What is asked
Copy out all lines where "subsaharienne" appears.

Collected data
%%

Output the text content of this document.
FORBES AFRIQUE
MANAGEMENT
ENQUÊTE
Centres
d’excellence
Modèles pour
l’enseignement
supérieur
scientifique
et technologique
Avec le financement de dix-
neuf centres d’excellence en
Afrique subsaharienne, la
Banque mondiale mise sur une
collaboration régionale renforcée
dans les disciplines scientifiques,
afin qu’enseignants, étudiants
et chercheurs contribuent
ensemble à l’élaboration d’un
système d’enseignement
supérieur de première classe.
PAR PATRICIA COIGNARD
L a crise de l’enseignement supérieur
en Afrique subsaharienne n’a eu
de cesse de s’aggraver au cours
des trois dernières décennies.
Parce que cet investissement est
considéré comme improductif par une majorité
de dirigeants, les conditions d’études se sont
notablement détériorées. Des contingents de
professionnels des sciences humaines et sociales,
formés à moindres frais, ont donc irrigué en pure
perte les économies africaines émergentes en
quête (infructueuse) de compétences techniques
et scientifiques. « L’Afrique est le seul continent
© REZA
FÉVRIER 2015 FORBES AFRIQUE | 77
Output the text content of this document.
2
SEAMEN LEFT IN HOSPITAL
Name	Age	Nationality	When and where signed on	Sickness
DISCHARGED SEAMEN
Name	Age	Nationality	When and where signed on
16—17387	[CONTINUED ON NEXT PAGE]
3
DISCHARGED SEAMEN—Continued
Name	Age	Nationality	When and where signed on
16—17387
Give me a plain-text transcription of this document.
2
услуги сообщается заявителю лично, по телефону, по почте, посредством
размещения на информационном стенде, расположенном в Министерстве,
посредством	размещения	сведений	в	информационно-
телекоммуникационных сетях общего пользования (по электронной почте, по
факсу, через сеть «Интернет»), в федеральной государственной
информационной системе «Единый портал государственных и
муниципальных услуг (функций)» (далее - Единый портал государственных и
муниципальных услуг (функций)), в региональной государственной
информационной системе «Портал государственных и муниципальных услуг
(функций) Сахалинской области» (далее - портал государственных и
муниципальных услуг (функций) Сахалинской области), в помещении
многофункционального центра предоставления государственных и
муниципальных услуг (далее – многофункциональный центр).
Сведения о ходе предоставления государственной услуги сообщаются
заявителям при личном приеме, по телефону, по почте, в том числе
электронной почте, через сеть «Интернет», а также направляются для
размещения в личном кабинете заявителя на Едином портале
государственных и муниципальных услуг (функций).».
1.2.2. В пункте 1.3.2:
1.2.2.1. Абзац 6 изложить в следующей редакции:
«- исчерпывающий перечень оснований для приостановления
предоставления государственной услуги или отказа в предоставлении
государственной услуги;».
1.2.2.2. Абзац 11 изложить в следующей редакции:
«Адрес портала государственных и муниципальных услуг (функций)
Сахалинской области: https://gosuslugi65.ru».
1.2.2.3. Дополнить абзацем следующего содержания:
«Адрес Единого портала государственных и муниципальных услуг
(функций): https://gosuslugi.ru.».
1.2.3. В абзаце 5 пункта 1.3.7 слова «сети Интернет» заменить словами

%%

Finished answer
Afrique subsaharienne, la
en Afrique subsaharienne n’a eu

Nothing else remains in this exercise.